Write out the listing exactly as it is given.

___ Input data

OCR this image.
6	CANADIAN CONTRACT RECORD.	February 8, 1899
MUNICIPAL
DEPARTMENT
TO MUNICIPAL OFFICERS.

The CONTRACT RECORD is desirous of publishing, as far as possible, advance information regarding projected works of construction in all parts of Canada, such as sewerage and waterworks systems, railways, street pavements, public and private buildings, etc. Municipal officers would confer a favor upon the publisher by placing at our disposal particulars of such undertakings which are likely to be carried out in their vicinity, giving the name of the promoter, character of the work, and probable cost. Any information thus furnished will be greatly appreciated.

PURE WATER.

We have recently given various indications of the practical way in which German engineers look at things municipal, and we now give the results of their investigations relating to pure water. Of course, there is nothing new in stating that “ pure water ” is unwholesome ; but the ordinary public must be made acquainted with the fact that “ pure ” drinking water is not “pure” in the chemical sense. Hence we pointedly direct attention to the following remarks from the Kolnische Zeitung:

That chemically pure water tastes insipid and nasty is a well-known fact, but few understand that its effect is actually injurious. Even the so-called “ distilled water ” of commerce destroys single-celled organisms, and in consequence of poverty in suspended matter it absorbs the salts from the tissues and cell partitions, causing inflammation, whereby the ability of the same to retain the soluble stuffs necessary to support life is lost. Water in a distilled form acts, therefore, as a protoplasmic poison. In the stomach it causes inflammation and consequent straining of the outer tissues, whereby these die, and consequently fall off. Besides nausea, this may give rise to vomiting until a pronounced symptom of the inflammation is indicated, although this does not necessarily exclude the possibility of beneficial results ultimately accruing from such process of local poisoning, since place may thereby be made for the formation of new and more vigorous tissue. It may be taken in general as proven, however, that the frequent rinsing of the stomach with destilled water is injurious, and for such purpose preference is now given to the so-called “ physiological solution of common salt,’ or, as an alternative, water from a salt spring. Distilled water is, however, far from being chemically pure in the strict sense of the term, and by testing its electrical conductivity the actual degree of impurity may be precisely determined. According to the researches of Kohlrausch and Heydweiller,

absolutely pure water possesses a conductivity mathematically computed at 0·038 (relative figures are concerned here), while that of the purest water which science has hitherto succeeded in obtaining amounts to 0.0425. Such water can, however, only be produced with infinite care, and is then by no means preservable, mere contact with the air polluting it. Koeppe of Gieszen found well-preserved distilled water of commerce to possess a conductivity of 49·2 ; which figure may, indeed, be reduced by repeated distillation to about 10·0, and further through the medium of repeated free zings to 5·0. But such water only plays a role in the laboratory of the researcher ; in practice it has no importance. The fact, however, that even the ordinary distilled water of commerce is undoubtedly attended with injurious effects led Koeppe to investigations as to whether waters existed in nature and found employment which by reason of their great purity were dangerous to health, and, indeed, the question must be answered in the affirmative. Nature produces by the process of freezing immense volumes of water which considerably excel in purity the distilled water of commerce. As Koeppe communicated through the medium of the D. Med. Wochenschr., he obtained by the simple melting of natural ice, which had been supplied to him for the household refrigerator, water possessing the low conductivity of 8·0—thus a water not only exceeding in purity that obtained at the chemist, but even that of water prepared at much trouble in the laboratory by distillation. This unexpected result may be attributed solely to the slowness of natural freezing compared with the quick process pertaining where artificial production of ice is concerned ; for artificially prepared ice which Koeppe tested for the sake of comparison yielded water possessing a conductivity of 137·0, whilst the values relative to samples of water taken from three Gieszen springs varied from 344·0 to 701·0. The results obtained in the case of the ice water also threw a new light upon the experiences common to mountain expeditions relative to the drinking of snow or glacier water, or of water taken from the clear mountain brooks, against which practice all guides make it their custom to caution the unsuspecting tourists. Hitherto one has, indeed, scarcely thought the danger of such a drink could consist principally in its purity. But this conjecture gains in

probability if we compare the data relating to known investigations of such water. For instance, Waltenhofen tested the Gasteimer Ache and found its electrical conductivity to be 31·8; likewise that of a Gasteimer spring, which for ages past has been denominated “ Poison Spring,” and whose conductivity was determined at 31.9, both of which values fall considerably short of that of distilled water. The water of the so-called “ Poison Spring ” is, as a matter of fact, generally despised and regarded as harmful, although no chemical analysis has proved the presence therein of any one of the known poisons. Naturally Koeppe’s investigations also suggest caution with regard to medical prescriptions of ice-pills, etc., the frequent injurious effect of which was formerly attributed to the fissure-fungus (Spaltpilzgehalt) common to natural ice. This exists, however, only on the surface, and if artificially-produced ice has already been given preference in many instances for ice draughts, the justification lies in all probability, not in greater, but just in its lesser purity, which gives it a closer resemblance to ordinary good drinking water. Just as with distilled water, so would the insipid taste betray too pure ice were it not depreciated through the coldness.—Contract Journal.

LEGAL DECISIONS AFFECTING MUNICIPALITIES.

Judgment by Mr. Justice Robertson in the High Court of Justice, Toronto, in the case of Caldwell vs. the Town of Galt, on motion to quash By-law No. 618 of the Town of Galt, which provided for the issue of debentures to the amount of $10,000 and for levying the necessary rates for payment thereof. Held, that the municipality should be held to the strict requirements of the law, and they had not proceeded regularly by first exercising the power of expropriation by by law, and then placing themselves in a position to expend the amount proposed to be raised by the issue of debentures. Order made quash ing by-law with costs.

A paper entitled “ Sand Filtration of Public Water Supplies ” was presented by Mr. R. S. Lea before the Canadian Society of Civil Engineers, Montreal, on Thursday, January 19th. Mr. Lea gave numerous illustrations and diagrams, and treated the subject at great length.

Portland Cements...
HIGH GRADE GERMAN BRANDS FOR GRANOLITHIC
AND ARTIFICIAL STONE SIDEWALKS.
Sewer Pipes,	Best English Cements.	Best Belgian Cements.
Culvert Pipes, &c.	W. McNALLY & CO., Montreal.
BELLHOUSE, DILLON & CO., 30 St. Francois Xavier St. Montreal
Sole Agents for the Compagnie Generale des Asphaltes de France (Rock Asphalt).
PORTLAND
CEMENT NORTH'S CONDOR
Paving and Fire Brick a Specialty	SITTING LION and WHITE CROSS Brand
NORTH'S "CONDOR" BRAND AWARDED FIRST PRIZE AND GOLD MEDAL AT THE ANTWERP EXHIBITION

______

* [Solution to this exercise]
OCR this image.
6	CANADIAN CONTRACT RECORD.	February 8, 1899
MUNICIPAL
DEPARTMENT
TO MUNICIPAL OFFICERS.

The CONTRACT RECORD is desirous of publishing, as far as possible, advance information regarding projected works of construction in all parts of Canada, such as sewerage and waterworks systems, railways, street pavements, public and private buildings, etc. Municipal officers would confer a favor upon the publisher by placing at our disposal particulars of such undertakings which are likely to be carried out in their vicinity, giving the name of the promoter, character of the work, and probable cost. Any information thus furnished will be greatly appreciated.

PURE WATER.

We have recently given various indications of the practical way in which German engineers look at things municipal, and we now give the results of their investigations relating to pure water. Of course, there is nothing new in stating that “ pure water ” is unwholesome ; but the ordinary public must be made acquainted with the fact that “ pure ” drinking water is not “pure” in the chemical sense. Hence we pointedly direct attention to the following remarks from the Kolnische Zeitung:

That chemically pure water tastes insipid and nasty is a well-known fact, but few understand that its effect is actually injurious. Even the so-called “ distilled water ” of commerce destroys single-celled organisms, and in consequence of poverty in suspended matter it absorbs the salts from the tissues and cell partitions, causing inflammation, whereby the ability of the same to retain the soluble stuffs necessary to support life is lost. Water in a distilled form acts, therefore, as a protoplasmic poison. In the stomach it causes inflammation and consequent straining of the outer tissues, whereby these die, and consequently fall off. Besides nausea, this may give rise to vomiting until a pronounced symptom of the inflammation is indicated, although this does not necessarily exclude the possibility of beneficial results ultimately accruing from such process of local poisoning, since place may thereby be made for the formation of new and more vigorous tissue. It may be taken in general as proven, however, that the frequent rinsing of the stomach with destilled water is injurious, and for such purpose preference is now given to the so-called “ physiological solution of common salt,’ or, as an alternative, water from a salt spring. Distilled water is, however, far from being chemically pure in the strict sense of the term, and by testing its electrical conductivity the actual degree of impurity may be precisely determined. According to the researches of Kohlrausch and Heydweiller,

absolutely pure water possesses a conductivity mathematically computed at 0·038 (relative figures are concerned here), while that of the purest water which science has hitherto succeeded in obtaining amounts to 0.0425. Such water can, however, only be produced with infinite care, and is then by no means preservable, mere contact with the air polluting it. Koeppe of Gieszen found well-preserved distilled water of commerce to possess a conductivity of 49·2 ; which figure may, indeed, be reduced by repeated distillation to about 10·0, and further through the medium of repeated free zings to 5·0. But such water only plays a role in the laboratory of the researcher ; in practice it has no importance. The fact, however, that even the ordinary distilled water of commerce is undoubtedly attended with injurious effects led Koeppe to investigations as to whether waters existed in nature and found employment which by reason of their great purity were dangerous to health, and, indeed, the question must be answered in the affirmative. Nature produces by the process of freezing immense volumes of water which considerably excel in purity the distilled water of commerce. As Koeppe communicated through the medium of the D. Med. Wochenschr., he obtained by the simple melting of natural ice, which had been supplied to him for the household refrigerator, water possessing the low conductivity of 8·0—thus a water not only exceeding in purity that obtained at the chemist, but even that of water prepared at much trouble in the laboratory by distillation. This unexpected result may be attributed solely to the slowness of natural freezing compared with the quick process pertaining where artificial production of ice is concerned ; for artificially prepared ice which Koeppe tested for the sake of comparison yielded water possessing a conductivity of 137·0, whilst the values relative to samples of water taken from three Gieszen springs varied from 344·0 to 701·0. The results obtained in the case of the ice water also threw a new light upon the experiences common to mountain expeditions relative to the drinking of snow or glacier water, or of water taken from the clear mountain brooks, against which practice all guides make it their custom to caution the unsuspecting tourists. Hitherto one has, indeed, scarcely thought the danger of such a drink could consist principally in its purity. But this conjecture gains in

probability if we compare the data relating to known investigations of such water. For instance, Waltenhofen tested the Gasteimer Ache and found its electrical conductivity to be 31·8; likewise that of a Gasteimer spring, which for ages past has been denominated “ Poison Spring,” and whose conductivity was determined at 31.9, both of which values fall considerably short of that of distilled water. The water of the so-called “ Poison Spring ” is, as a matter of fact, generally despised and regarded as harmful, although no chemical analysis has proved the presence therein of any one of the known poisons. Naturally Koeppe’s investigations also suggest caution with regard to medical prescriptions of ice-pills, etc., the frequent injurious effect of which was formerly attributed to the fissure-fungus (Spaltpilzgehalt) common to natural ice. This exists, however, only on the surface, and if artificially-produced ice has already been given preference in many instances for ice draughts, the justification lies in all probability, not in greater, but just in its lesser purity, which gives it a closer resemblance to ordinary good drinking water. Just as with distilled water, so would the insipid taste betray too pure ice were it not depreciated through the coldness.—Contract Journal.

LEGAL DECISIONS AFFECTING MUNICIPALITIES.

Judgment by Mr. Justice Robertson in the High Court of Justice, Toronto, in the case of Caldwell vs. the Town of Galt, on motion to quash By-law No. 618 of the Town of Galt, which provided for the issue of debentures to the amount of $10,000 and for levying the necessary rates for payment thereof. Held, that the municipality should be held to the strict requirements of the law, and they had not proceeded regularly by first exercising the power of expropriation by by law, and then placing themselves in a position to expend the amount proposed to be raised by the issue of debentures. Order made quash ing by-law with costs.

A paper entitled “ Sand Filtration of Public Water Supplies ” was presented by Mr. R. S. Lea before the Canadian Society of Civil Engineers, Montreal, on Thursday, January 19th. Mr. Lea gave numerous illustrations and diagrams, and treated the subject at great length.

Portland Cements...
HIGH GRADE GERMAN BRANDS FOR GRANOLITHIC
AND ARTIFICIAL STONE SIDEWALKS.
Sewer Pipes,	Best English Cements.	Best Belgian Cements.
Culvert Pipes, &c.	W. McNALLY & CO., Montreal.
BELLHOUSE, DILLON & CO., 30 St. Francois Xavier St. Montreal
Sole Agents for the Compagnie Generale des Asphaltes de France (Rock Asphalt).
PORTLAND
CEMENT NORTH'S CONDOR
Paving and Fire Brick a Specialty	SITTING LION and WHITE CROSS Brand
NORTH'S "CONDOR" BRAND AWARDED FIRST PRIZE AND GOLD MEDAL AT THE ANTWERP EXHIBITION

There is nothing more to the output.